# What is needed:
Pull every line with the word "Trigger" out of the entries below.

# Data supplied:
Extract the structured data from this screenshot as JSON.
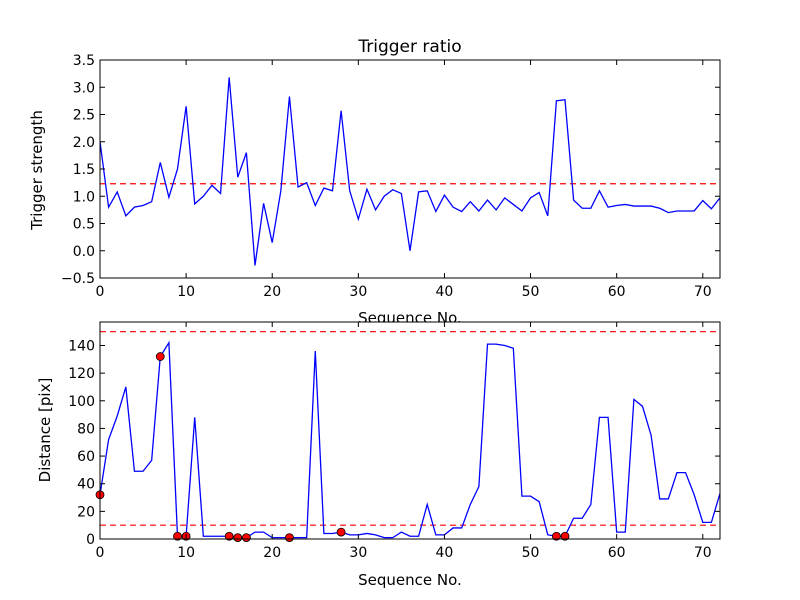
{
  "chart_data": [
    {
      "type": "line",
      "title": "Trigger ratio",
      "xlabel": "Sequence No.",
      "ylabel": "Trigger strength",
      "xlim": [
        0,
        72
      ],
      "ylim": [
        -0.5,
        3.5
      ],
      "xticks": [
        0,
        10,
        20,
        30,
        40,
        50,
        60,
        70
      ],
      "yticks": [
        -0.5,
        0.0,
        0.5,
        1.0,
        1.5,
        2.0,
        2.5,
        3.0,
        3.5
      ],
      "ytick_labels": [
        "−0.5",
        "0.0",
        "0.5",
        "1.0",
        "1.5",
        "2.0",
        "2.5",
        "3.0",
        "3.5"
      ],
      "grid": false,
      "line_color": "#0000ff",
      "threshold": {
        "value": 1.23,
        "color": "#ff0000",
        "style": "dashed"
      },
      "x": [
        0,
        1,
        2,
        3,
        4,
        5,
        6,
        7,
        8,
        9,
        10,
        11,
        12,
        13,
        14,
        15,
        16,
        17,
        18,
        19,
        20,
        21,
        22,
        23,
        24,
        25,
        26,
        27,
        28,
        29,
        30,
        31,
        32,
        33,
        34,
        35,
        36,
        37,
        38,
        39,
        40,
        41,
        42,
        43,
        44,
        45,
        46,
        47,
        48,
        49,
        50,
        51,
        52,
        53,
        54,
        55,
        56,
        57,
        58,
        59,
        60,
        61,
        62,
        63,
        64,
        65,
        66,
        67,
        68,
        69,
        70,
        71,
        72
      ],
      "y": [
        2.0,
        0.8,
        1.08,
        0.64,
        0.8,
        0.83,
        0.9,
        1.62,
        0.98,
        1.5,
        2.65,
        0.86,
        1.0,
        1.2,
        1.05,
        3.18,
        1.35,
        1.8,
        -0.27,
        0.87,
        0.15,
        1.1,
        2.83,
        1.17,
        1.25,
        0.83,
        1.15,
        1.1,
        2.57,
        1.1,
        0.58,
        1.13,
        0.75,
        1.0,
        1.12,
        1.05,
        0.0,
        1.08,
        1.1,
        0.72,
        1.02,
        0.8,
        0.72,
        0.9,
        0.73,
        0.93,
        0.75,
        0.97,
        0.85,
        0.73,
        0.97,
        1.07,
        0.64,
        2.75,
        2.77,
        0.93,
        0.78,
        0.78,
        1.1,
        0.8,
        0.83,
        0.85,
        0.82,
        0.82,
        0.82,
        0.78,
        0.7,
        0.73,
        0.73,
        0.73,
        0.92,
        0.77,
        0.97
      ]
    },
    {
      "type": "line",
      "title": "",
      "xlabel": "Sequence No.",
      "ylabel": "Distance [pix]",
      "xlim": [
        0,
        72
      ],
      "ylim": [
        0,
        157
      ],
      "xticks": [
        0,
        10,
        20,
        30,
        40,
        50,
        60,
        70
      ],
      "yticks": [
        0,
        20,
        40,
        60,
        80,
        100,
        120,
        140
      ],
      "grid": false,
      "line_color": "#0000ff",
      "thresholds": [
        {
          "value": 150,
          "color": "#ff0000",
          "style": "dashed"
        },
        {
          "value": 10,
          "color": "#ff0000",
          "style": "dashed"
        }
      ],
      "x": [
        0,
        1,
        2,
        3,
        4,
        5,
        6,
        7,
        8,
        9,
        10,
        11,
        12,
        13,
        14,
        15,
        16,
        17,
        18,
        19,
        20,
        21,
        22,
        23,
        24,
        25,
        26,
        27,
        28,
        29,
        30,
        31,
        32,
        33,
        34,
        35,
        36,
        37,
        38,
        39,
        40,
        41,
        42,
        43,
        44,
        45,
        46,
        47,
        48,
        49,
        50,
        51,
        52,
        53,
        54,
        55,
        56,
        57,
        58,
        59,
        60,
        61,
        62,
        63,
        64,
        65,
        66,
        67,
        68,
        69,
        70,
        71,
        72
      ],
      "y": [
        32,
        72,
        89,
        110,
        49,
        49,
        57,
        132,
        142,
        2,
        2,
        88,
        2,
        2,
        2,
        2,
        1,
        1,
        5,
        5,
        1,
        1,
        1,
        1,
        1,
        136,
        4,
        4,
        5,
        3,
        3,
        4,
        3,
        1,
        1,
        5,
        2,
        2,
        25,
        3,
        3,
        8,
        8,
        25,
        38,
        141,
        141,
        140,
        138,
        31,
        31,
        27,
        3,
        2,
        2,
        15,
        15,
        25,
        88,
        88,
        5,
        5,
        101,
        96,
        75,
        29,
        29,
        48,
        48,
        32,
        12,
        12,
        33
      ],
      "markers": {
        "color": "#ff0000",
        "x": [
          0,
          7,
          9,
          10,
          15,
          16,
          17,
          22,
          28,
          53,
          54
        ],
        "y": [
          32,
          132,
          2,
          2,
          2,
          1,
          1,
          1,
          5,
          2,
          2
        ]
      }
    }
  ]
}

# Finished task:
      "title": "Trigger ratio",
      "ylabel": "Trigger strength",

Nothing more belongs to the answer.